What this exercise asks —
[1] In the passage on South Africa's mineral wealth, from what year have South Africa's coal exports increased rapidly?
[2] Repeat everything in the passage on South Africa's mineral wealth from "According to Heath,et" down to "reliable suppliers (Ibid).".

Provided text —
———

According to Heath,et al (2009), South Africa is globally recognised as a leading supplier of a variety of
minerals. Its mineral wealth is found in diverse geological formations, some of which are unique and
extensive by world standards. South Africa has the world’s largest reserves of platinum-group metal ores
including manganese, chromium, vanadium, gold and alumino-silicates. It is also prominent in terms of
reserves of titanium, zirconium, vermiculite, and fluorspar. More than 20 different types of precious metals
and minerals, energy minerals, non-ferrous metals and minerals as well as ferrous minerals are mined in
South Africa. From 1976, South Africa’s coal exports have increased rapidly on the strength of the country
being one of the world’s most reliable suppliers (Ibid).

Figure 1: Map of South Africashowing the nine provinces

(Source: WRC website [www.wrc.org.za], accessed 24 January, 2011)

———

Data —

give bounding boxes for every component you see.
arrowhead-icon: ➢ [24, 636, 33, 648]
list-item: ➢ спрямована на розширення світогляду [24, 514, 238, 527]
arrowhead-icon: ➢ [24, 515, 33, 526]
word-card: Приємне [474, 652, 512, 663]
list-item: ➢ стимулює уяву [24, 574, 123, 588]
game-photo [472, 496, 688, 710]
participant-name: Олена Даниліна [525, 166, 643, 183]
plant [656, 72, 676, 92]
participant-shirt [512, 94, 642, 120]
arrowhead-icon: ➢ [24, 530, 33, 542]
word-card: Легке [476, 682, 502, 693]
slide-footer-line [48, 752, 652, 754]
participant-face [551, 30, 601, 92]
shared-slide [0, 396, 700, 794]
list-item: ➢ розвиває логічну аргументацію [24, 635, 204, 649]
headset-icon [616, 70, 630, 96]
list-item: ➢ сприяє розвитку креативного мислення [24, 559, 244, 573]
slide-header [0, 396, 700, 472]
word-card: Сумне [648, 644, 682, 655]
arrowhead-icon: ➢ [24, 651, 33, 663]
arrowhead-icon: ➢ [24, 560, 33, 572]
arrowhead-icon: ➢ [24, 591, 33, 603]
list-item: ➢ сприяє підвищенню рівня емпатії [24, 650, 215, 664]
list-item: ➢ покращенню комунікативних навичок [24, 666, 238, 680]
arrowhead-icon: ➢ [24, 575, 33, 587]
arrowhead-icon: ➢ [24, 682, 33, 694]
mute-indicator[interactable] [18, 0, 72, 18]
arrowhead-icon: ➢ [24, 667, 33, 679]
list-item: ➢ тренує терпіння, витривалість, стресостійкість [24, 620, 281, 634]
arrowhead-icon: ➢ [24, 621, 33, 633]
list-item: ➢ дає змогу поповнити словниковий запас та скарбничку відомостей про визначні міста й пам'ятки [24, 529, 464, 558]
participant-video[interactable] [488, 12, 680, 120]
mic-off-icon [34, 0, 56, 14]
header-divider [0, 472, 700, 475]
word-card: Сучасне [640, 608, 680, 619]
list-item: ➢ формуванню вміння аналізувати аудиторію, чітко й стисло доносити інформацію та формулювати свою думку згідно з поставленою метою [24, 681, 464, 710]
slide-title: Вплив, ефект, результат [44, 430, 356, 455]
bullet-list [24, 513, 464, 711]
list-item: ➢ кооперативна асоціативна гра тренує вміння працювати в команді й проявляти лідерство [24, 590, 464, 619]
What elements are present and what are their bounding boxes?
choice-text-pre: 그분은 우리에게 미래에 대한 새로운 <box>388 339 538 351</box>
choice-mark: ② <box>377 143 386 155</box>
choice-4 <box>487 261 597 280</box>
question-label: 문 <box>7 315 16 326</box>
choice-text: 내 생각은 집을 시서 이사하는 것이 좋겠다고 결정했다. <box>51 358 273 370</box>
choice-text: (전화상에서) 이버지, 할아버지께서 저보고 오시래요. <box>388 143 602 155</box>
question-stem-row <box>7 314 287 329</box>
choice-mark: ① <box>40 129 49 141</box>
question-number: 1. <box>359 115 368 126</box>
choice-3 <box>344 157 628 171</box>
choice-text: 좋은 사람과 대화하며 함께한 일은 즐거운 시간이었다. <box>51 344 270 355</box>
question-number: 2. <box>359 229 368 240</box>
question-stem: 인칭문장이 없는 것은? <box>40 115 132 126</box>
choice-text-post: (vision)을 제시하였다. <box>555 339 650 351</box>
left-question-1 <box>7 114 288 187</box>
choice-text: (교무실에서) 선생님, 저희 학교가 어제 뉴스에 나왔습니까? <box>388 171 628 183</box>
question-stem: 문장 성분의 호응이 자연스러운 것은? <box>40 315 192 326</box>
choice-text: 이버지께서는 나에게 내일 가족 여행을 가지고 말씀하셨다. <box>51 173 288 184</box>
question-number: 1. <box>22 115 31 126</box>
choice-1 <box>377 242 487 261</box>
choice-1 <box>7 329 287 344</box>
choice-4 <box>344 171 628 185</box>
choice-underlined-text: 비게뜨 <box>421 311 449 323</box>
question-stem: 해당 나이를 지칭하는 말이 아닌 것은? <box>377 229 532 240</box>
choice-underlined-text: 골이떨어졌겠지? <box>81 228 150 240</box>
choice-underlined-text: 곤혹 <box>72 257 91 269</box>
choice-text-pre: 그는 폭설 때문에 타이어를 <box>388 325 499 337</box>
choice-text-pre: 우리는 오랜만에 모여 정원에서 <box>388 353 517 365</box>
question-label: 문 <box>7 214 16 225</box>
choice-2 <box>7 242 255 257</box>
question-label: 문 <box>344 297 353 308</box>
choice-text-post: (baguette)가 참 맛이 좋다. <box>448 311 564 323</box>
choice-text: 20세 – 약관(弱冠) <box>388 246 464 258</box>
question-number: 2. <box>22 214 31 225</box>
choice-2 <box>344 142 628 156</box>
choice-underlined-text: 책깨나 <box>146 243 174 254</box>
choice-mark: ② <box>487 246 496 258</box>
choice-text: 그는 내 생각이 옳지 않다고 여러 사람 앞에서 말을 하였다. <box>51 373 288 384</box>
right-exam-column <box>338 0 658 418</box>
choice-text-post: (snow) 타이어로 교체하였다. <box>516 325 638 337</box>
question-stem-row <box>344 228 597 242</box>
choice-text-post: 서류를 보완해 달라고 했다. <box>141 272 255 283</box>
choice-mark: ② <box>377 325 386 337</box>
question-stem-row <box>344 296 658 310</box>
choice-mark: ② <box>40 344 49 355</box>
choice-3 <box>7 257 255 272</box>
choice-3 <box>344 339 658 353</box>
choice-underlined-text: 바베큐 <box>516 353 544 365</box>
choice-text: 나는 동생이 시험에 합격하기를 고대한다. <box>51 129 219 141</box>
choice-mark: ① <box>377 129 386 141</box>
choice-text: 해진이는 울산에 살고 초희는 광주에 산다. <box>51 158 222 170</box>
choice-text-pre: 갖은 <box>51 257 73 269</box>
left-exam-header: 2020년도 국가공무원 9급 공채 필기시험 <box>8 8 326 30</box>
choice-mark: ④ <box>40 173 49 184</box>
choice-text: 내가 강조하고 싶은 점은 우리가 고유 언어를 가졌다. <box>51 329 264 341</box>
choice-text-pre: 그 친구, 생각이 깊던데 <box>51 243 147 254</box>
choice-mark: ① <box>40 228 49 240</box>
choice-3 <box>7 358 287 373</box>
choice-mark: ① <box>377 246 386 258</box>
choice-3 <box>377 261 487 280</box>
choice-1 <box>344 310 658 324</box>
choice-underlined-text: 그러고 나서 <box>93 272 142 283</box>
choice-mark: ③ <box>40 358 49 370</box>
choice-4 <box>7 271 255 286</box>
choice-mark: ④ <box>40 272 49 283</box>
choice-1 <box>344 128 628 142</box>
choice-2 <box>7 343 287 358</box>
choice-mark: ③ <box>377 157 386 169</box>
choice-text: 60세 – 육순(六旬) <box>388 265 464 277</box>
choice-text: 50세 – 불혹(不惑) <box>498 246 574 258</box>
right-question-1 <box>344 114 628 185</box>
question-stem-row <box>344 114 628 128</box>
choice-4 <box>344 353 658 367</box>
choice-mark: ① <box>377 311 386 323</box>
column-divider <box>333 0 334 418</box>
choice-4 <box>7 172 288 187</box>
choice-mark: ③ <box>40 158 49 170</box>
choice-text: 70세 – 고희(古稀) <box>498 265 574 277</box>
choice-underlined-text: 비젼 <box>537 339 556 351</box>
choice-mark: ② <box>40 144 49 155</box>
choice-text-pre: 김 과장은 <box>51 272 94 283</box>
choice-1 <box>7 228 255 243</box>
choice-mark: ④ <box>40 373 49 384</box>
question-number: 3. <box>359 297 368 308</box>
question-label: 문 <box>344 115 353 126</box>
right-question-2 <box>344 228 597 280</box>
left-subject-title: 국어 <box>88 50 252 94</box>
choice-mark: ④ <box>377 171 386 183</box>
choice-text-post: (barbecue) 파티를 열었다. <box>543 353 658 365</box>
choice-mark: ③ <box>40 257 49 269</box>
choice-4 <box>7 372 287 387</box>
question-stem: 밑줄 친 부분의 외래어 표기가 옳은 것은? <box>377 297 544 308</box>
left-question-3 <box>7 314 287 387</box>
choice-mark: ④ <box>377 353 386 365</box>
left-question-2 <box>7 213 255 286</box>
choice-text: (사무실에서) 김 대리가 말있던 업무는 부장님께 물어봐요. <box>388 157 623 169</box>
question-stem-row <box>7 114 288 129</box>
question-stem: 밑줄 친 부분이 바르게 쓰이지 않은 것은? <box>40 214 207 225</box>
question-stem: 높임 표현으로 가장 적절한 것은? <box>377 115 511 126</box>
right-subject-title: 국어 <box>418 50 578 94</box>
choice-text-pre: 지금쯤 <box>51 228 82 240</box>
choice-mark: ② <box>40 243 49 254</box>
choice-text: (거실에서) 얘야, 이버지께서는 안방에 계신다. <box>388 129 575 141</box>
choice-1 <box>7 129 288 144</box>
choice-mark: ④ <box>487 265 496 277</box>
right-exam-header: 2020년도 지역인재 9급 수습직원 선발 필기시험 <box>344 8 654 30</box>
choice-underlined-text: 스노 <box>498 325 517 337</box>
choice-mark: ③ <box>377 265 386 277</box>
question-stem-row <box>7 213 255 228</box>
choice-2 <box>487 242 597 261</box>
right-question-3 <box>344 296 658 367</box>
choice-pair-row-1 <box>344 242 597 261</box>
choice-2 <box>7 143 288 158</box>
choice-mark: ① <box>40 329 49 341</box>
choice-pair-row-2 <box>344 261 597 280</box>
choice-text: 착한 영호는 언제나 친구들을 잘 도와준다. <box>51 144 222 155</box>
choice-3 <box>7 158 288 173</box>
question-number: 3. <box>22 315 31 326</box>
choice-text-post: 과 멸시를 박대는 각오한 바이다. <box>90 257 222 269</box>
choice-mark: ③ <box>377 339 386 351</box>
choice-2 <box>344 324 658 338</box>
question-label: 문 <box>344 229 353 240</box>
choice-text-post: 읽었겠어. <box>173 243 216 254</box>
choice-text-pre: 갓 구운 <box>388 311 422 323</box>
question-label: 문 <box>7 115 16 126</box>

———

Responses for each task —
[1] From 1976.

[2]
According to Heath,et al (2009), South Africa is globally recognised as a leading supplier of a variety of
minerals. Its mineral wealth is found in diverse geological formations, some of which are unique and
extensive by world standards. South Africa has the world’s largest reserves of platinum-group metal ores
including manganese, chromium, vanadium, gold and alumino-silicates. It is also prominent in terms of
reserves of titanium, zirconium, vermiculite, and fluorspar. More than 20 different types of precious metals
and minerals, energy minerals, non-ferrous metals and minerals as well as ferrous minerals are mined in
South Africa. From 1976, South Africa’s coal exports have increased rapidly on the strength of the country
being one of the world’s most reliable suppliers (Ibid).